-- SET EXERCISE --
Reproduce every entry that follows word for word, but omit the images.

(Stored data)
━━━━━━━━━━
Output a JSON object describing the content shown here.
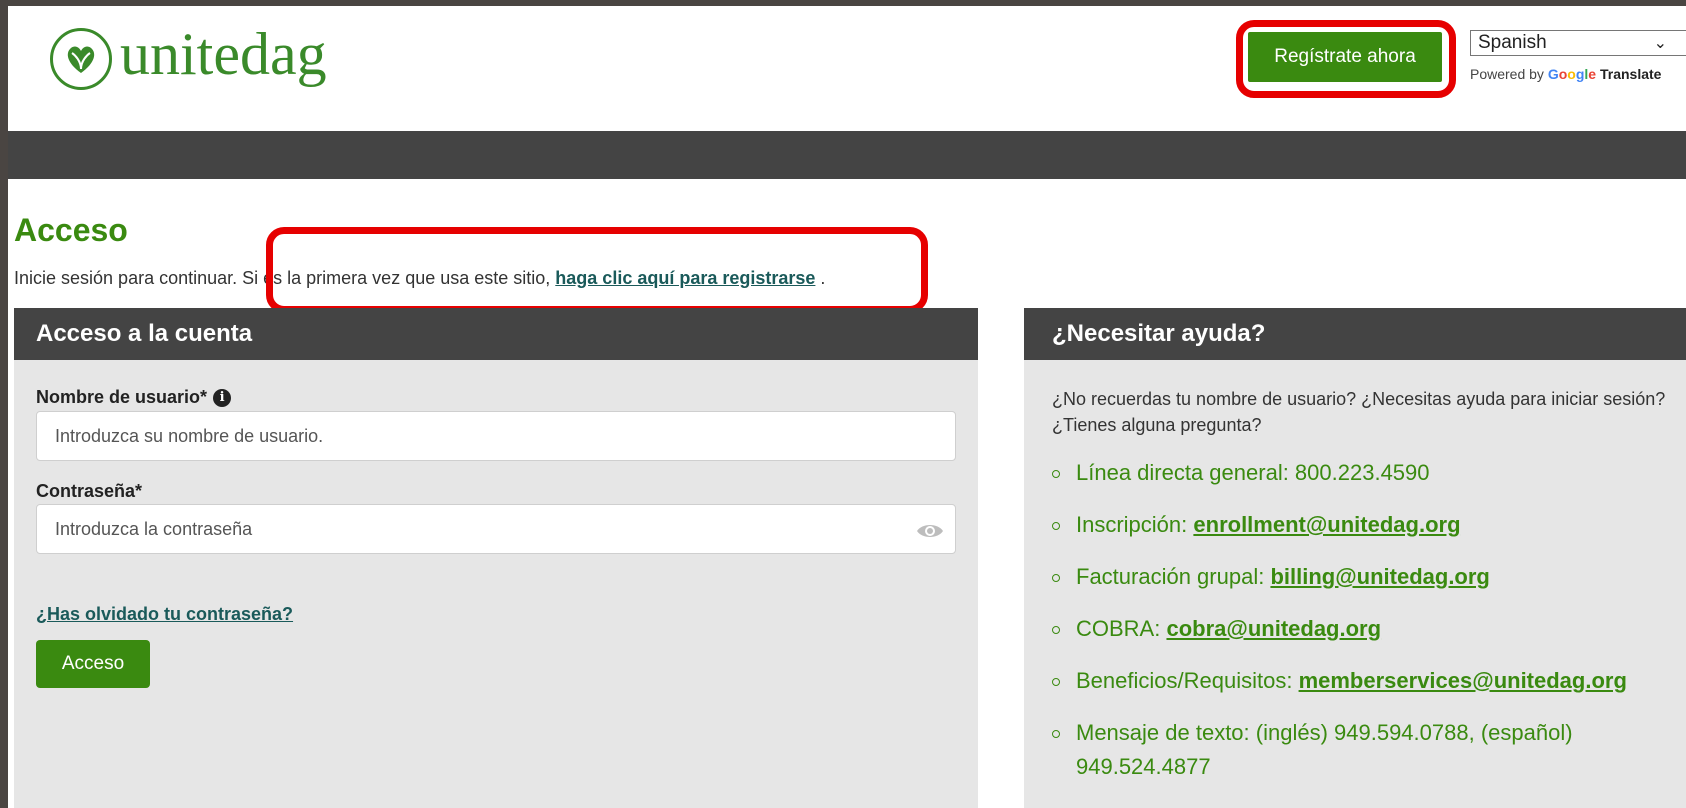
{
  "header": {
    "logo_text": "unitedag",
    "register_label": "Regístrate ahora",
    "language": {
      "selected": "Spanish",
      "powered_by": "Powered by",
      "google": "Google",
      "translate": "Translate"
    }
  },
  "login": {
    "title": "Acceso",
    "intro_prefix": "Inicie sesión para continuar.",
    "intro_middle": " Si es la primera vez que usa este sitio, ",
    "intro_link": "haga clic aquí para registrarse",
    "intro_suffix": " .",
    "panel_title": "Acceso a la cuenta",
    "username_label": "Nombre de usuario*",
    "username_placeholder": "Introduzca su nombre de usuario.",
    "password_label": "Contraseña*",
    "password_placeholder": "Introduzca la contraseña",
    "forgot_label": "¿Has olvidado tu contraseña?",
    "submit_label": "Acceso"
  },
  "help": {
    "title": "¿Necesitar ayuda?",
    "description": "¿No recuerdas tu nombre de usuario? ¿Necesitas ayuda para iniciar sesión? ¿Tienes alguna pregunta?",
    "items": [
      {
        "label": "Línea directa general: 800.223.4590",
        "link": ""
      },
      {
        "label": "Inscripción: ",
        "link": "enrollment@unitedag.org"
      },
      {
        "label": "Facturación grupal: ",
        "link": "billing@unitedag.org"
      },
      {
        "label": "COBRA: ",
        "link": "cobra@unitedag.org"
      },
      {
        "label": "Beneficios/Requisitos: ",
        "link": "memberservices@unitedag.org"
      },
      {
        "label": "Mensaje de texto: (inglés) 949.594.0788, (español) 949.524.4877",
        "link": ""
      }
    ]
  },
  "colors": {
    "brand_green": "#3a8a10",
    "dark_bar": "#444444",
    "highlight": "#e60000"
  }
}
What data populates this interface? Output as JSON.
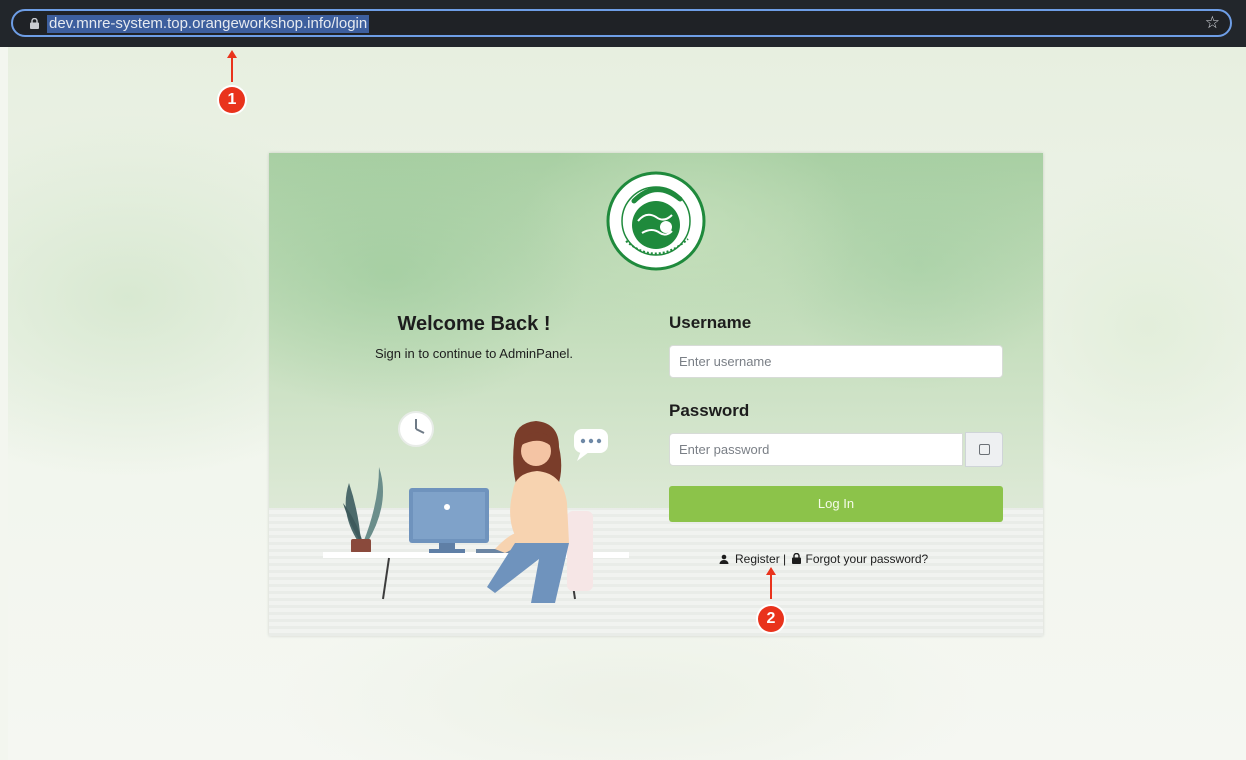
{
  "browser": {
    "url": "dev.mnre-system.top.orangeworkshop.info/login",
    "icons": {
      "lock": "lock-icon",
      "bookmark": "star-icon"
    }
  },
  "annotations": {
    "marker_1": "1",
    "marker_2": "2",
    "color": "#e9331c"
  },
  "card": {
    "logo": {
      "thai_text": "ฉลากเขียว",
      "english_text": "GREEN LABEL : THAILAND"
    },
    "welcome_title": "Welcome Back !",
    "welcome_subtitle": "Sign in to continue to AdminPanel.",
    "form": {
      "username_label": "Username",
      "username_placeholder": "Enter username",
      "password_label": "Password",
      "password_placeholder": "Enter password",
      "login_button": "Log In",
      "register_link": "Register",
      "separator": "|",
      "forgot_link": "Forgot your password?"
    }
  },
  "colors": {
    "accent_green": "#8cc34a",
    "logo_green": "#1f8a3c",
    "url_highlight": "#3d5f9e"
  }
}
━━━━━━━━━━
-- TASK RESULT --
Output a JSON object describing the content shown here.
{
  "header": {
    "logo_text": "unitedag",
    "register_label": "Regístrate ahora",
    "language": {
      "selected": "Spanish",
      "powered_by": "Powered by",
      "google": "Google",
      "translate": "Translate"
    }
  },
  "login": {
    "title": "Acceso",
    "intro_prefix": "Inicie sesión para continuar.",
    "intro_middle": " Si es la primera vez que usa este sitio, ",
    "intro_link": "haga clic aquí para registrarse",
    "intro_suffix": " .",
    "panel_title": "Acceso a la cuenta",
    "username_label": "Nombre de usuario*",
    "username_placeholder": "Introduzca su nombre de usuario.",
    "password_label": "Contraseña*",
    "password_placeholder": "Introduzca la contraseña",
    "forgot_label": "¿Has olvidado tu contraseña?",
    "submit_label": "Acceso"
  },
  "help": {
    "title": "¿Necesitar ayuda?",
    "description": "¿No recuerdas tu nombre de usuario? ¿Necesitas ayuda para iniciar sesión? ¿Tienes alguna pregunta?",
    "items": [
      {
        "label": "Línea directa general: 800.223.4590",
        "link": ""
      },
      {
        "label": "Inscripción: ",
        "link": "enrollment@unitedag.org"
      },
      {
        "label": "Facturación grupal: ",
        "link": "billing@unitedag.org"
      },
      {
        "label": "COBRA: ",
        "link": "cobra@unitedag.org"
      },
      {
        "label": "Beneficios/Requisitos: ",
        "link": "memberservices@unitedag.org"
      },
      {
        "label": "Mensaje de texto: (inglés) 949.594.0788, (español) 949.524.4877",
        "link": ""
      }
    ]
  },
  "colors": {
    "brand_green": "#3a8a10",
    "dark_bar": "#444444",
    "highlight": "#e60000"
  }
}
What data populates this interface? Output as JSON.
{
  "browser": {
    "url": "dev.mnre-system.top.orangeworkshop.info/login",
    "icons": {
      "lock": "lock-icon",
      "bookmark": "star-icon"
    }
  },
  "annotations": {
    "marker_1": "1",
    "marker_2": "2",
    "color": "#e9331c"
  },
  "card": {
    "logo": {
      "thai_text": "ฉลากเขียว",
      "english_text": "GREEN LABEL : THAILAND"
    },
    "welcome_title": "Welcome Back !",
    "welcome_subtitle": "Sign in to continue to AdminPanel.",
    "form": {
      "username_label": "Username",
      "username_placeholder": "Enter username",
      "password_label": "Password",
      "password_placeholder": "Enter password",
      "login_button": "Log In",
      "register_link": "Register",
      "separator": "|",
      "forgot_link": "Forgot your password?"
    }
  },
  "colors": {
    "accent_green": "#8cc34a",
    "logo_green": "#1f8a3c",
    "url_highlight": "#3d5f9e"
  }
}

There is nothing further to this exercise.